:: Exercise description ::
Compute the number of lines that include the string "JSON", then output that number and nothing else.

:: Dataset ::
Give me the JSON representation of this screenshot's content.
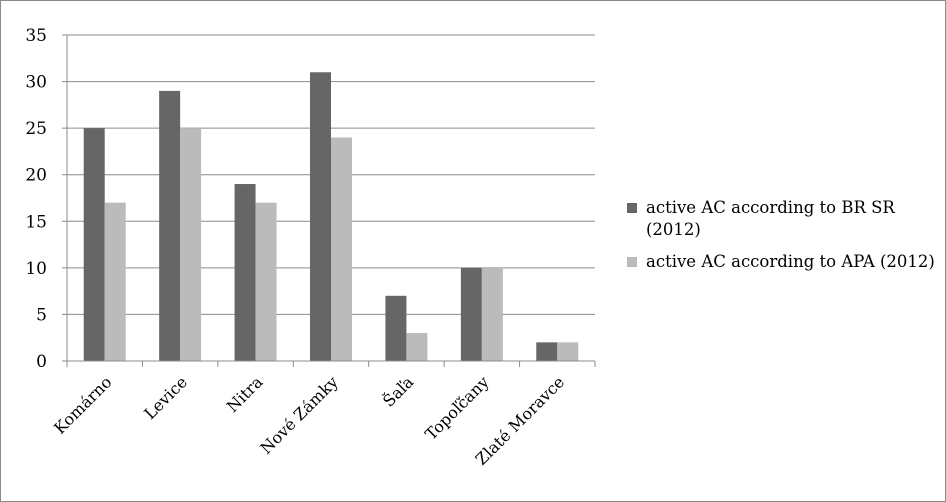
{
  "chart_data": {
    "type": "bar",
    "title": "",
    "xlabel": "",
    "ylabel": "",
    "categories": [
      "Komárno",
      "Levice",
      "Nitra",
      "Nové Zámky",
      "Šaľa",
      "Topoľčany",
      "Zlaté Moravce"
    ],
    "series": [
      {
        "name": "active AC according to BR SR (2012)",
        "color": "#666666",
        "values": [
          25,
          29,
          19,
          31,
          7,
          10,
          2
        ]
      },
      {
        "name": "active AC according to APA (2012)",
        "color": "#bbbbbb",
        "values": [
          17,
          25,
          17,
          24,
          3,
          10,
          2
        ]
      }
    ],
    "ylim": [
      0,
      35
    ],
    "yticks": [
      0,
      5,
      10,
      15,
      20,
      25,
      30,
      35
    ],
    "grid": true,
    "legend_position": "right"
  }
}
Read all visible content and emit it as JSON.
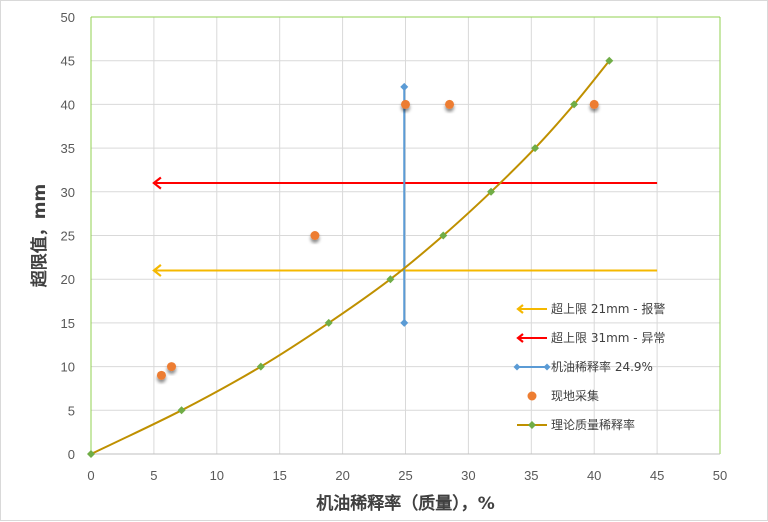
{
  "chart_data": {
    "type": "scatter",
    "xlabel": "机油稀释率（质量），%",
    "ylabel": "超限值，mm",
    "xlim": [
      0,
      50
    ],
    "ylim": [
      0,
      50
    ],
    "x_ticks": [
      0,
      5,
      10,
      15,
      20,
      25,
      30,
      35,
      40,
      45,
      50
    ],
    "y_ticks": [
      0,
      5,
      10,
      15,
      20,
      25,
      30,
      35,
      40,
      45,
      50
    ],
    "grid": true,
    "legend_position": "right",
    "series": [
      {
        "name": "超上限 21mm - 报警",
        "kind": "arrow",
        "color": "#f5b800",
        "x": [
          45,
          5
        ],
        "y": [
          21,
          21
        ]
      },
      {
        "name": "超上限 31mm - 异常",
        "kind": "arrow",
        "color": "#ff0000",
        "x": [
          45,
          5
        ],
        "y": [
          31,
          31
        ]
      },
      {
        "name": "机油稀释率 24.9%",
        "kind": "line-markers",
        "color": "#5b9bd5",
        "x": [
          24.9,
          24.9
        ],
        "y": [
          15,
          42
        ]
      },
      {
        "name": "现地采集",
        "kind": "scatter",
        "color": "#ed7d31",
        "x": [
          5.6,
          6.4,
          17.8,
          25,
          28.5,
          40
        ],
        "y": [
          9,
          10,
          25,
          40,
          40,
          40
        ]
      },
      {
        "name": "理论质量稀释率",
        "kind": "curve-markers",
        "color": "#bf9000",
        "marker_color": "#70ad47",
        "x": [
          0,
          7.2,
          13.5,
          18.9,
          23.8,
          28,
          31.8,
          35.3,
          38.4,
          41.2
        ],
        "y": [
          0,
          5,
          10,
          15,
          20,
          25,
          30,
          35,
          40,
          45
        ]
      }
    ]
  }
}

:: Response below ::
2